Exercise details:
Of all the lines in the material, how many include the word "negli"? Reply with the number alone.
──────── Supplied material
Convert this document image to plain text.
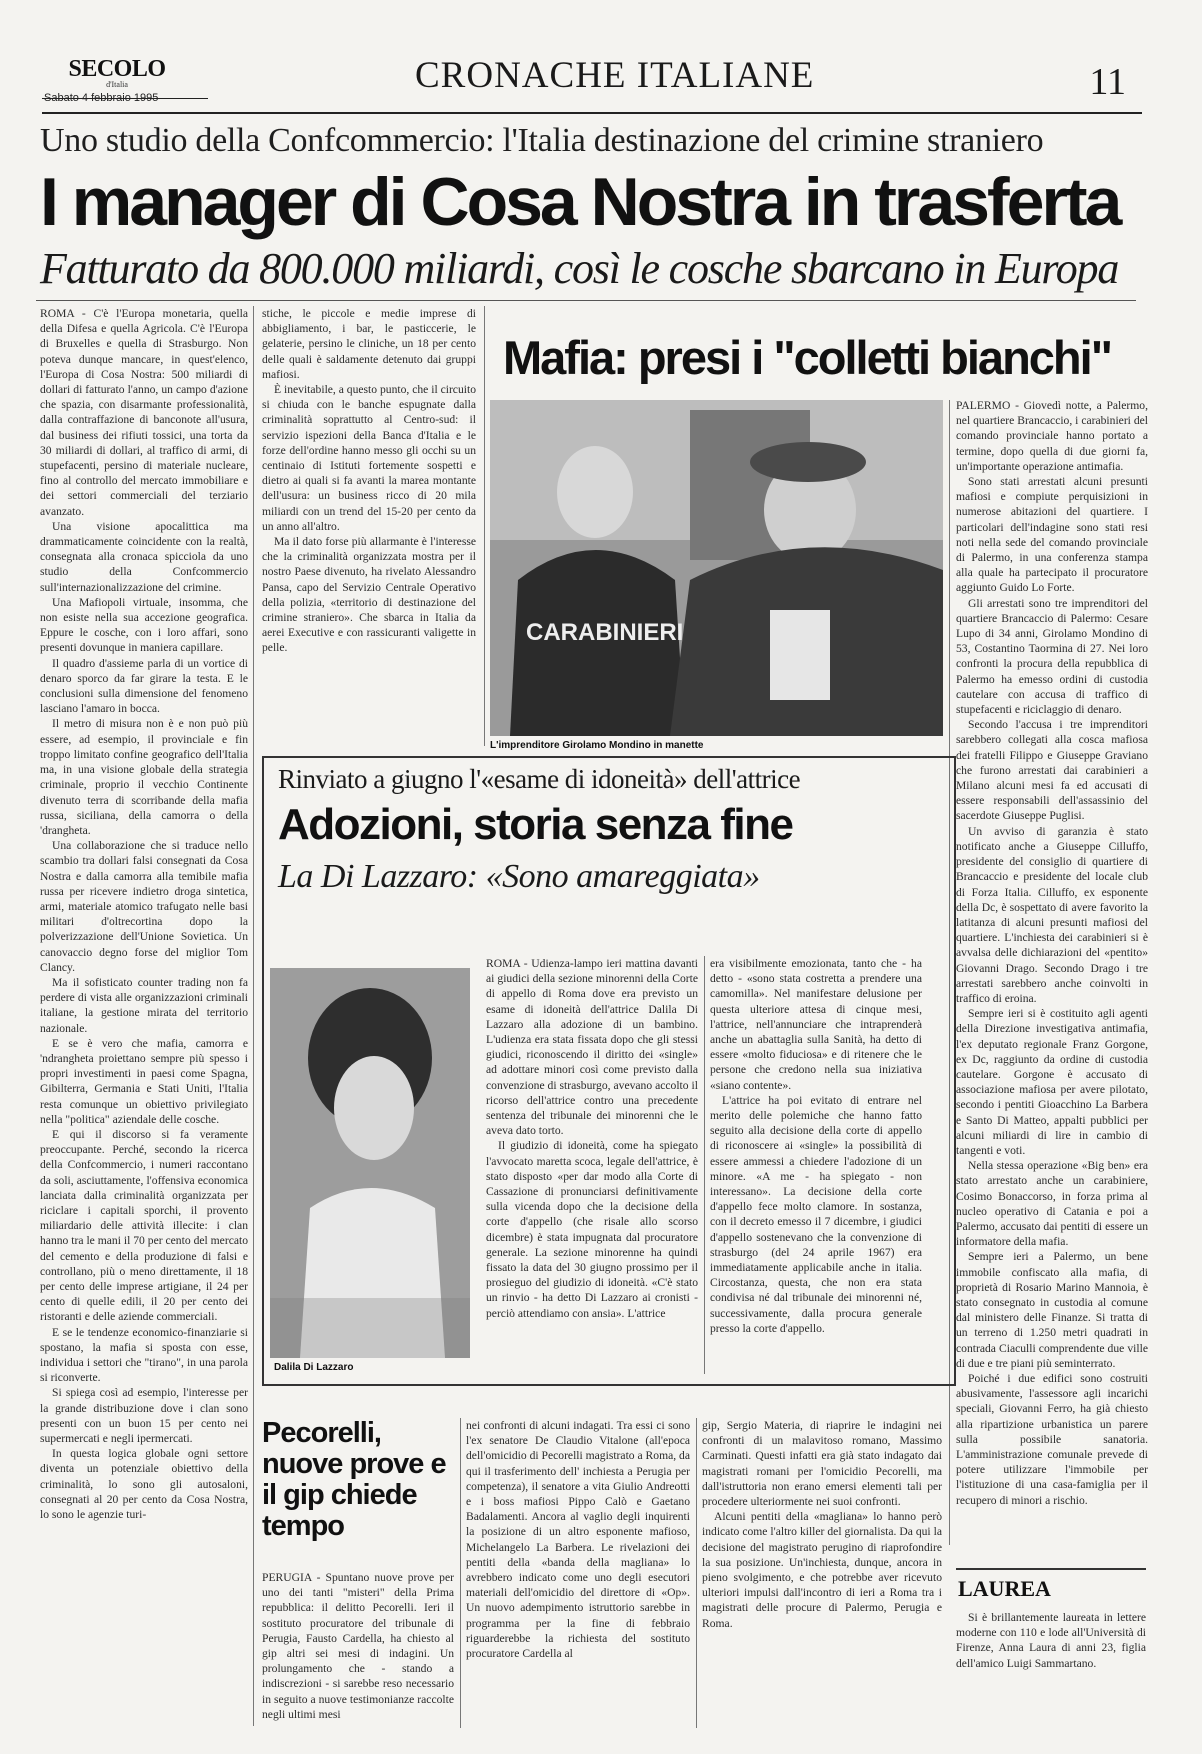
SECOLO
d'Italia
Sabato 4 febbraio 1995
CRONACHE ITALIANE	11
Uno studio della Confcommercio: l'Italia destinazione del crimine straniero
I manager di Cosa Nostra in trasferta
Fatturato da 800.000 miliardi, così le cosche sbarcano in Europa

ROMA - C'è l'Europa monetaria, quella della Difesa e quella Agricola. C'è l'Europa di Bruxelles e quella di Strasburgo. Non poteva dunque mancare, in quest'elenco, l'Europa di Cosa Nostra: 500 miliardi di dollari di fatturato l'anno, un campo d'azione che spazia, con disarmante professionalità, dalla contraffazione di banconote all'usura, dal business dei rifiuti tossici, una torta da 30 miliardi di dollari, al traffico di armi, di stupefacenti, persino di materiale nucleare, fino al controllo del mercato immobiliare e dei settori commerciali del terziario avanzato.

Una visione apocalittica ma drammaticamente coincidente con la realtà, consegnata alla cronaca spicciola da uno studio della Confcommercio sull'internazionalizzazione del crimine.

Una Mafiopoli virtuale, insomma, che non esiste nella sua accezione geografica. Eppure le cosche, con i loro affari, sono presenti dovunque in maniera capillare.

Il quadro d'assieme parla di un vortice di denaro sporco da far girare la testa. E le conclusioni sulla dimensione del fenomeno lasciano l'amaro in bocca.

Il metro di misura non è e non può più essere, ad esempio, il provinciale e fin troppo limitato confine geografico dell'Italia ma, in una visione globale della strategia criminale, proprio il vecchio Continente divenuto terra di scorribande della mafia russa, siciliana, della camorra o della 'drangheta.

Una collaborazione che si traduce nello scambio tra dollari falsi consegnati da Cosa Nostra e dalla camorra alla temibile mafia russa per ricevere indietro droga sintetica, armi, materiale atomico trafugato nelle basi militari d'oltrecortina dopo la polverizzazione dell'Unione Sovietica. Un canovaccio degno forse del miglior Tom Clancy.

Ma il sofisticato counter trading non fa perdere di vista alle organizzazioni criminali italiane, la gestione mirata del territorio nazionale.

E se è vero che mafia, camorra e 'ndrangheta proiettano sempre più spesso i propri investimenti in paesi come Spagna, Gibilterra, Germania e Stati Uniti, l'Italia resta comunque un obiettivo privilegiato nella "politica" aziendale delle cosche.

E qui il discorso si fa veramente preoccupante. Perché, secondo la ricerca della Confcommercio, i numeri raccontano da soli, asciuttamente, l'offensiva economica lanciata dalla criminalità organizzata per riciclare i capitali sporchi, il provento miliardario delle attività illecite: i clan hanno tra le mani il 70 per cento del mercato del cemento e della produzione di falsi e controllano, più o meno direttamente, il 18 per cento delle imprese artigiane, il 24 per cento di quelle edili, il 20 per cento dei ristoranti e delle aziende commerciali.

E se le tendenze economico-finanziarie si spostano, la mafia si sposta con esse, individua i settori che "tirano", in una parola si riconverte.

Si spiega così ad esempio, l'interesse per la grande distribuzione dove i clan sono presenti con un buon 15 per cento nei supermercati e negli ipermercati.

In questa logica globale ogni settore diventa un potenziale obiettivo della criminalità, lo sono gli autosaloni, consegnati al 20 per cento da Cosa Nostra, lo sono le agenzie turi-

stiche, le piccole e medie imprese di abbigliamento, i bar, le pasticcerie, le gelaterie, persino le cliniche, un 18 per cento delle quali è saldamente detenuto dai gruppi mafiosi.

È inevitabile, a questo punto, che il circuito si chiuda con le banche espugnate dalla criminalità soprattutto al Centro-sud: il servizio ispezioni della Banca d'Italia e le forze dell'ordine hanno messo gli occhi su un centinaio di Istituti fortemente sospetti e dietro ai quali si fa avanti la marea montante dell'usura: un business ricco di 20 mila miliardi con un trend del 15-20 per cento da un anno all'altro.

Ma il dato forse più allarmante è l'interesse che la criminalità organizzata mostra per il nostro Paese divenuto, ha rivelato Alessandro Pansa, capo del Servizio Centrale Operativo della polizia, «territorio di destinazione del crimine straniero». Che sbarca in Italia da aerei Executive e con rassicuranti valigette in pelle.

Mafia: presi i "colletti bianchi"
CARABINIERI
L'imprenditore Girolamo Mondino in manette

PALERMO - Giovedì notte, a Palermo, nel quartiere Brancaccio, i carabinieri del comando provinciale hanno portato a termine, dopo quella di due giorni fa, un'importante operazione antimafia.

Sono stati arrestati alcuni presunti mafiosi e compiute perquisizioni in numerose abitazioni del quartiere. I particolari dell'indagine sono stati resi noti nella sede del comando provinciale di Palermo, in una conferenza stampa alla quale ha partecipato il procuratore aggiunto Guido Lo Forte.

Gli arrestati sono tre imprenditori del quartiere Brancaccio di Palermo: Cesare Lupo di 34 anni, Girolamo Mondino di 53, Costantino Taormina di 27. Nei loro confronti la procura della repubblica di Palermo ha emesso ordini di custodia cautelare con accusa di traffico di stupefacenti e riciclaggio di denaro.

Secondo l'accusa i tre imprenditori sarebbero collegati alla cosca mafiosa dei fratelli Filippo e Giuseppe Graviano che furono arrestati dai carabinieri a Milano alcuni mesi fa ed accusati di essere responsabili dell'assassinio del sacerdote Giuseppe Puglisi.

Un avviso di garanzia è stato notificato anche a Giuseppe Cilluffo, presidente del consiglio di quartiere di Brancaccio e presidente del locale club di Forza Italia. Cilluffo, ex esponente della Dc, è sospettato di avere favorito la latitanza di alcuni presunti mafiosi del quartiere. L'inchiesta dei carabinieri si è avvalsa delle dichiarazioni del «pentito» Giovanni Drago. Secondo Drago i tre arrestati sarebbero anche coinvolti in traffico di eroina.

Sempre ieri si è costituito agli agenti della Direzione investigativa antimafia, l'ex deputato regionale Franz Gorgone, ex Dc, raggiunto da ordine di custodia cautelare. Gorgone è accusato di associazione mafiosa per avere pilotato, secondo i pentiti Gioacchino La Barbera e Santo Di Matteo, appalti pubblici per alcuni miliardi di lire in cambio di tangenti e voti.

Nella stessa operazione «Big ben» era stato arrestato anche un carabiniere, Cosimo Bonaccorso, in forza prima al nucleo operativo di Catania e poi a Palermo, accusato dai pentiti di essere un informatore della mafia.

Sempre ieri a Palermo, un bene immobile confiscato alla mafia, di proprietà di Rosario Marino Mannoia, è stato consegnato in custodia al comune dal ministero delle Finanze. Si tratta di un terreno di 1.250 metri quadrati in contrada Ciaculli comprendente due ville di due e tre piani più seminterrato.

Poiché i due edifici sono costruiti abusivamente, l'assessore agli incarichi speciali, Giovanni Ferro, ha già chiesto alla ripartizione urbanistica un parere sulla possibile sanatoria. L'amministrazione comunale prevede di potere utilizzare l'immobile per l'istituzione di una casa-famiglia per il recupero di minori a rischio.

Rinviato a giugno l'«esame di idoneità» dell'attrice
Adozioni, storia senza fine
La Di Lazzaro: «Sono amareggiata»
Dalila Di Lazzaro

ROMA - Udienza-lampo ieri mattina davanti ai giudici della sezione minorenni della Corte di appello di Roma dove era previsto un esame di idoneità dell'attrice Dalila Di Lazzaro alla adozione di un bambino. L'udienza era stata fissata dopo che gli stessi giudici, riconoscendo il diritto dei «single» ad adottare minori così come previsto dalla convenzione di strasburgo, avevano accolto il ricorso dell'attrice contro una precedente sentenza del tribunale dei minorenni che le aveva dato torto.

Il giudizio di idoneità, come ha spiegato l'avvocato maretta scoca, legale dell'attrice, è stato disposto «per dar modo alla Corte di Cassazione di pronunciarsi definitivamente sulla vicenda dopo che la decisione della corte d'appello (che risale allo scorso dicembre) è stata impugnata dal procuratore generale. La sezione minorenne ha quindi fissato la data del 30 giugno prossimo per il prosieguo del giudizio di idoneità. «C'è stato un rinvio - ha detto Di Lazzaro ai cronisti - perciò attendiamo con ansia». L'attrice

era visibilmente emozionata, tanto che - ha detto - «sono stata costretta a prendere una camomilla». Nel manifestare delusione per questa ulteriore attesa di cinque mesi, l'attrice, nell'annunciare che intraprenderà anche un abattaglia sulla Sanità, ha detto di essere «molto fiduciosa» e di ritenere che le persone che credono nella sua iniziativa «siano contente».

L'attrice ha poi evitato di entrare nel merito delle polemiche che hanno fatto seguito alla decisione della corte di appello di riconoscere ai «single» la possibilità di essere ammessi a chiedere l'adozione di un minore. «A me - ha spiegato - non interessano». La decisione della corte d'appello fece molto clamore. In sostanza, con il decreto emesso il 7 dicembre, i giudici d'appello sostenevano che la convenzione di strasburgo (del 24 aprile 1967) era immediatamente applicabile anche in italia. Circostanza, questa, che non era stata condivisa né dal tribunale dei minorenni né, successivamente, dalla procura generale presso la corte d'appello.

Pecorelli, nuove prove e il gip chiede tempo

PERUGIA - Spuntano nuove prove per uno dei tanti "misteri" della Prima repubblica: il delitto Pecorelli. Ieri il sostituto procuratore del tribunale di Perugia, Fausto Cardella, ha chiesto al gip altri sei mesi di indagini. Un prolungamento che - stando a indiscrezioni - si sarebbe reso necessario in seguito a nuove testimonianze raccolte negli ultimi mesi

nei confronti di alcuni indagati. Tra essi ci sono l'ex senatore De Claudio Vitalone (all'epoca dell'omicidio di Pecorelli magistrato a Roma, da qui il trasferimento dell' inchiesta a Perugia per competenza), il senatore a vita Giulio Andreotti e i boss mafiosi Pippo Calò e Gaetano Badalamenti. Ancora al vaglio degli inquirenti la posizione di un altro esponente mafioso, Michelangelo La Barbera. Le rivelazioni dei pentiti della «banda della magliana» lo avrebbero indicato come uno degli esecutori materiali dell'omicidio del direttore di «Op». Un nuovo adempimento istruttorio sarebbe in programma per la fine di febbraio riguarderebbe la richiesta del sostituto procuratore Cardella al

gip, Sergio Materia, di riaprire le indagini nei confronti di un malavitoso romano, Massimo Carminati. Questi infatti era già stato indagato dai magistrati romani per l'omicidio Pecorelli, ma dall'istruttoria non erano emersi elementi tali per procedere ulteriormente nei suoi confronti.

Alcuni pentiti della «magliana» lo hanno però indicato come l'altro killer del giornalista. Da qui la decisione del magistrato perugino di riaprofondire la sua posizione. Un'inchiesta, dunque, ancora in pieno svolgimento, e che potrebbe aver ricevuto ulteriori impulsi dall'incontro di ieri a Roma tra i magistrati delle procure di Palermo, Perugia e Roma.

LAUREA

Si è brillantemente laureata in lettere moderne con 110 e lode all'Università di Firenze, Anna Laura di anni 23, figlia dell'amico Luigi Sammartano.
────────────────
Completed task:
2